## TASK DETAILS
The records below must be transcribed exactly. Do not include the pictures.

* * * * * * *

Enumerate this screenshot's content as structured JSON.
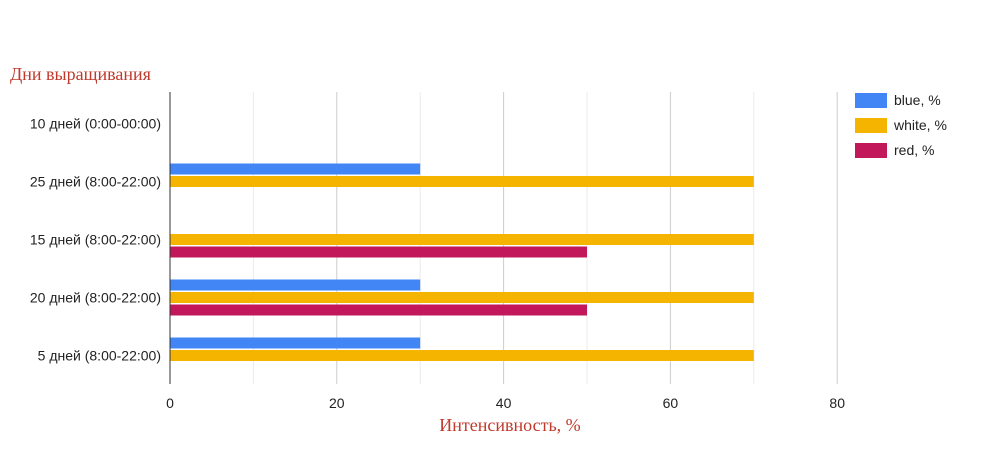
{
  "chart_data": {
    "type": "bar",
    "orientation": "horizontal",
    "ylabel": "Дни выращивания",
    "xlabel": "Интенсивность, %",
    "categories": [
      "10 дней (0:00-00:00)",
      "25 дней (8:00-22:00)",
      "15 дней (8:00-22:00)",
      "20 дней (8:00-22:00)",
      "5 дней (8:00-22:00)"
    ],
    "series": [
      {
        "name": "blue, %",
        "color": "#4285f4",
        "values": [
          0,
          30,
          0,
          30,
          30
        ]
      },
      {
        "name": "white, %",
        "color": "#f4b400",
        "values": [
          0,
          70,
          70,
          70,
          70
        ]
      },
      {
        "name": "red, %",
        "color": "#c2185b",
        "values": [
          0,
          0,
          50,
          50,
          0
        ]
      }
    ],
    "xlim": [
      0,
      80
    ],
    "xticks": [
      0,
      20,
      40,
      60,
      80
    ],
    "grid": true,
    "legend": "right"
  }
}
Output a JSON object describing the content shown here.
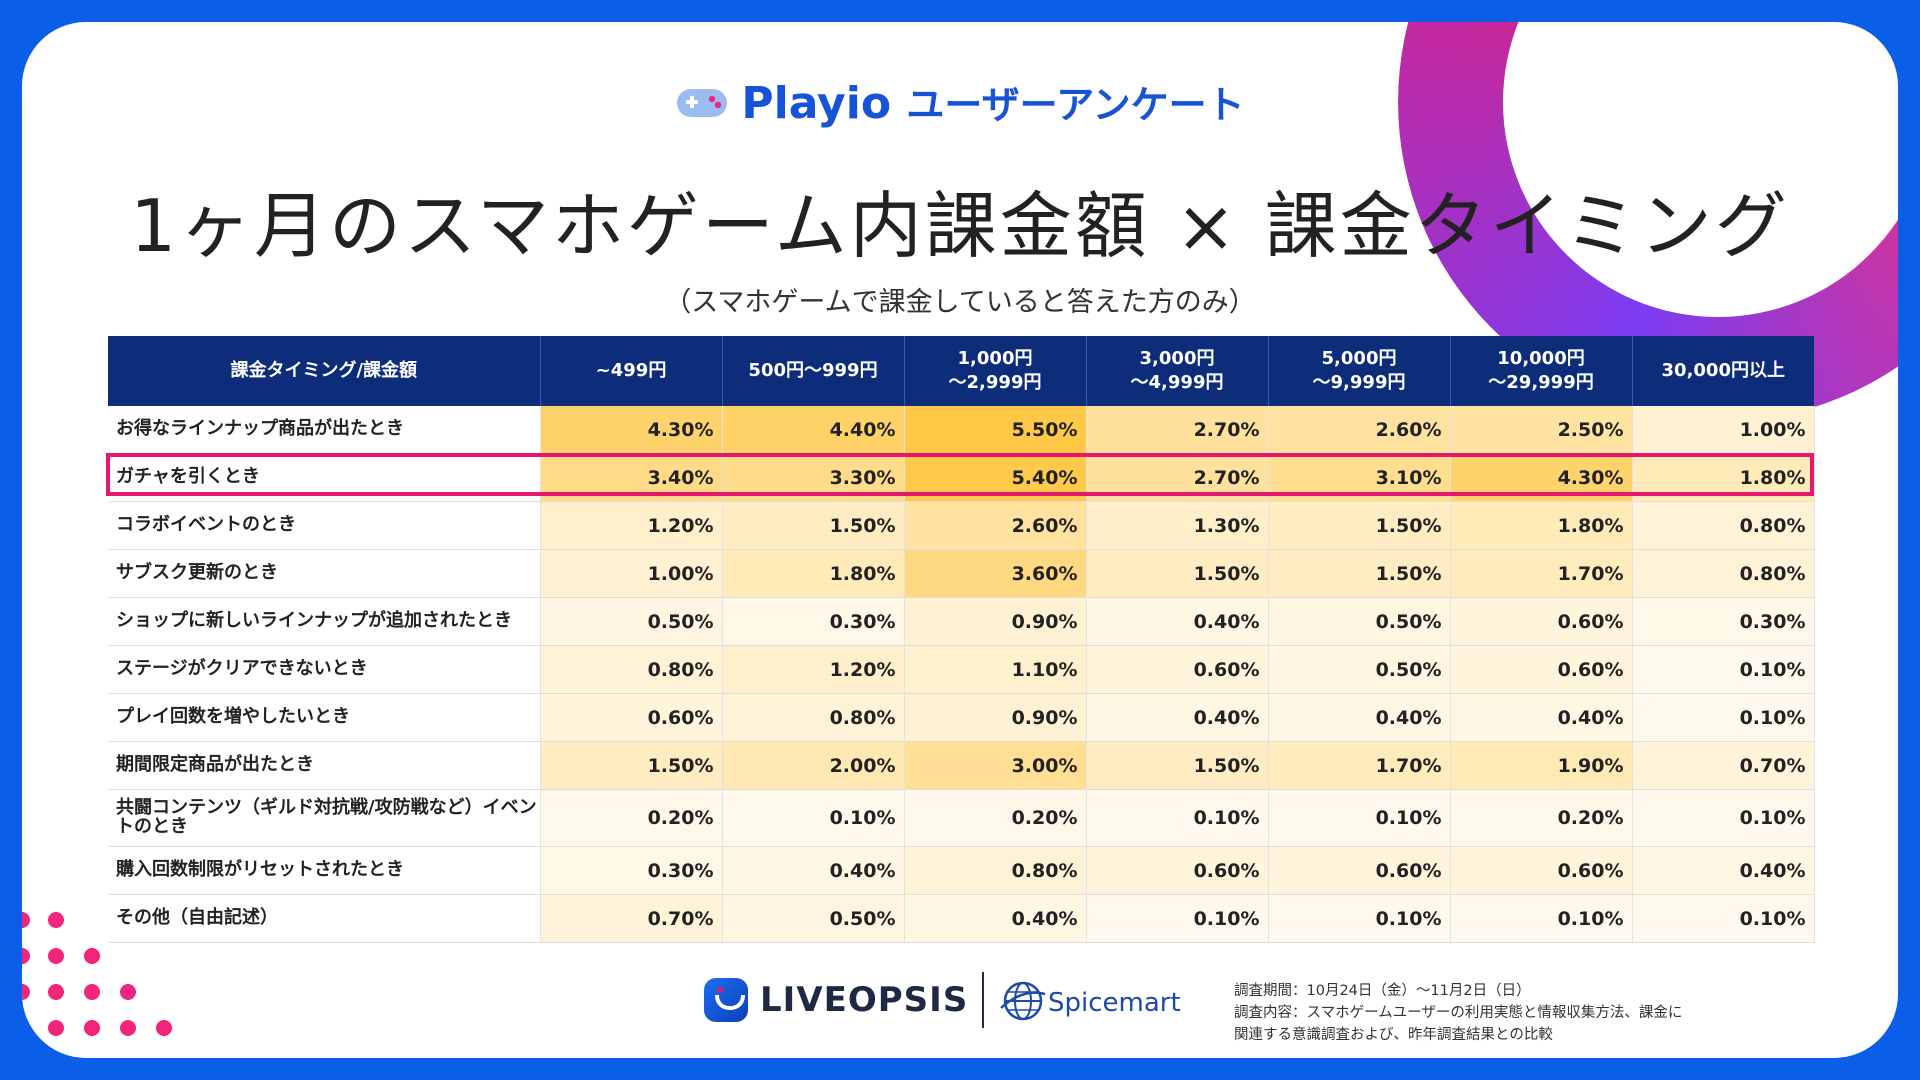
{
  "brand": {
    "name": "Playio",
    "suffix": "ユーザーアンケート",
    "icon": "gamepad-icon"
  },
  "title": "1ヶ月のスマホゲーム内課金額 × 課金タイミング",
  "subtitle": "（スマホゲームで課金していると答えた方のみ）",
  "colors": {
    "header_bg": "#0d2d7a",
    "highlight": "#e5176f",
    "heat_max": "#ffd15c"
  },
  "chart_data": {
    "type": "heatmap",
    "corner_label": "課金タイミング/課金額",
    "columns": [
      {
        "line1": "~499円",
        "line2": ""
      },
      {
        "line1": "500円～999円",
        "line2": ""
      },
      {
        "line1": "1,000円",
        "line2": "～2,999円"
      },
      {
        "line1": "3,000円",
        "line2": "～4,999円"
      },
      {
        "line1": "5,000円",
        "line2": "～9,999円"
      },
      {
        "line1": "10,000円",
        "line2": "～29,999円"
      },
      {
        "line1": "30,000円以上",
        "line2": ""
      }
    ],
    "rows": [
      {
        "label": "お得なラインナップ商品が出たとき",
        "values": [
          4.3,
          4.4,
          5.5,
          2.7,
          2.6,
          2.5,
          1.0
        ]
      },
      {
        "label": "ガチャを引くとき",
        "values": [
          3.4,
          3.3,
          5.4,
          2.7,
          3.1,
          4.3,
          1.8
        ],
        "highlighted": true
      },
      {
        "label": "コラボイベントのとき",
        "values": [
          1.2,
          1.5,
          2.6,
          1.3,
          1.5,
          1.8,
          0.8
        ]
      },
      {
        "label": "サブスク更新のとき",
        "values": [
          1.0,
          1.8,
          3.6,
          1.5,
          1.5,
          1.7,
          0.8
        ]
      },
      {
        "label": "ショップに新しいラインナップが追加されたとき",
        "values": [
          0.5,
          0.3,
          0.9,
          0.4,
          0.5,
          0.6,
          0.3
        ]
      },
      {
        "label": "ステージがクリアできないとき",
        "values": [
          0.8,
          1.2,
          1.1,
          0.6,
          0.5,
          0.6,
          0.1
        ]
      },
      {
        "label": "プレイ回数を増やしたいとき",
        "values": [
          0.6,
          0.8,
          0.9,
          0.4,
          0.4,
          0.4,
          0.1
        ]
      },
      {
        "label": "期間限定商品が出たとき",
        "values": [
          1.5,
          2.0,
          3.0,
          1.5,
          1.7,
          1.9,
          0.7
        ]
      },
      {
        "label": "共闘コンテンツ（ギルド対抗戦/攻防戦など）イベントのとき",
        "values": [
          0.2,
          0.1,
          0.2,
          0.1,
          0.1,
          0.2,
          0.1
        ],
        "tall": true
      },
      {
        "label": "購入回数制限がリセットされたとき",
        "values": [
          0.3,
          0.4,
          0.8,
          0.6,
          0.6,
          0.6,
          0.4
        ]
      },
      {
        "label": "その他（自由記述）",
        "values": [
          0.7,
          0.5,
          0.4,
          0.1,
          0.1,
          0.1,
          0.1
        ]
      }
    ],
    "unit": "%"
  },
  "footer": {
    "logo_left": "LIVEOPSIS",
    "logo_right": "Spicemart",
    "notes": [
      "調査期間：10月24日（金）～11月2日（日）",
      "調査内容：スマホゲームユーザーの利用実態と情報収集方法、課金に",
      "関連する意識調査および、昨年調査結果との比較"
    ]
  }
}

* * * * * * *

## THE RESPONSE
Enumerate this screenshot's content as structured JSON.
{
  "chart_data": {
    "type": "bar",
    "orientation": "horizontal",
    "ylabel": "Дни выращивания",
    "xlabel": "Интенсивность, %",
    "categories": [
      "10 дней (0:00-00:00)",
      "25 дней (8:00-22:00)",
      "15 дней (8:00-22:00)",
      "20 дней (8:00-22:00)",
      "5 дней (8:00-22:00)"
    ],
    "series": [
      {
        "name": "blue, %",
        "color": "#4285f4",
        "values": [
          0,
          30,
          0,
          30,
          30
        ]
      },
      {
        "name": "white, %",
        "color": "#f4b400",
        "values": [
          0,
          70,
          70,
          70,
          70
        ]
      },
      {
        "name": "red, %",
        "color": "#c2185b",
        "values": [
          0,
          0,
          50,
          50,
          0
        ]
      }
    ],
    "xlim": [
      0,
      80
    ],
    "xticks": [
      0,
      20,
      40,
      60,
      80
    ],
    "grid": true,
    "legend": "right"
  }
}
Output a JSON object describing the content shown here.
{
  "brand": {
    "name": "Playio",
    "suffix": "ユーザーアンケート",
    "icon": "gamepad-icon"
  },
  "title": "1ヶ月のスマホゲーム内課金額 × 課金タイミング",
  "subtitle": "（スマホゲームで課金していると答えた方のみ）",
  "colors": {
    "header_bg": "#0d2d7a",
    "highlight": "#e5176f",
    "heat_max": "#ffd15c"
  },
  "chart_data": {
    "type": "heatmap",
    "corner_label": "課金タイミング/課金額",
    "columns": [
      {
        "line1": "~499円",
        "line2": ""
      },
      {
        "line1": "500円～999円",
        "line2": ""
      },
      {
        "line1": "1,000円",
        "line2": "～2,999円"
      },
      {
        "line1": "3,000円",
        "line2": "～4,999円"
      },
      {
        "line1": "5,000円",
        "line2": "～9,999円"
      },
      {
        "line1": "10,000円",
        "line2": "～29,999円"
      },
      {
        "line1": "30,000円以上",
        "line2": ""
      }
    ],
    "rows": [
      {
        "label": "お得なラインナップ商品が出たとき",
        "values": [
          4.3,
          4.4,
          5.5,
          2.7,
          2.6,
          2.5,
          1.0
        ]
      },
      {
        "label": "ガチャを引くとき",
        "values": [
          3.4,
          3.3,
          5.4,
          2.7,
          3.1,
          4.3,
          1.8
        ],
        "highlighted": true
      },
      {
        "label": "コラボイベントのとき",
        "values": [
          1.2,
          1.5,
          2.6,
          1.3,
          1.5,
          1.8,
          0.8
        ]
      },
      {
        "label": "サブスク更新のとき",
        "values": [
          1.0,
          1.8,
          3.6,
          1.5,
          1.5,
          1.7,
          0.8
        ]
      },
      {
        "label": "ショップに新しいラインナップが追加されたとき",
        "values": [
          0.5,
          0.3,
          0.9,
          0.4,
          0.5,
          0.6,
          0.3
        ]
      },
      {
        "label": "ステージがクリアできないとき",
        "values": [
          0.8,
          1.2,
          1.1,
          0.6,
          0.5,
          0.6,
          0.1
        ]
      },
      {
        "label": "プレイ回数を増やしたいとき",
        "values": [
          0.6,
          0.8,
          0.9,
          0.4,
          0.4,
          0.4,
          0.1
        ]
      },
      {
        "label": "期間限定商品が出たとき",
        "values": [
          1.5,
          2.0,
          3.0,
          1.5,
          1.7,
          1.9,
          0.7
        ]
      },
      {
        "label": "共闘コンテンツ（ギルド対抗戦/攻防戦など）イベントのとき",
        "values": [
          0.2,
          0.1,
          0.2,
          0.1,
          0.1,
          0.2,
          0.1
        ],
        "tall": true
      },
      {
        "label": "購入回数制限がリセットされたとき",
        "values": [
          0.3,
          0.4,
          0.8,
          0.6,
          0.6,
          0.6,
          0.4
        ]
      },
      {
        "label": "その他（自由記述）",
        "values": [
          0.7,
          0.5,
          0.4,
          0.1,
          0.1,
          0.1,
          0.1
        ]
      }
    ],
    "unit": "%"
  },
  "footer": {
    "logo_left": "LIVEOPSIS",
    "logo_right": "Spicemart",
    "notes": [
      "調査期間：10月24日（金）～11月2日（日）",
      "調査内容：スマホゲームユーザーの利用実態と情報収集方法、課金に",
      "関連する意識調査および、昨年調査結果との比較"
    ]
  }
}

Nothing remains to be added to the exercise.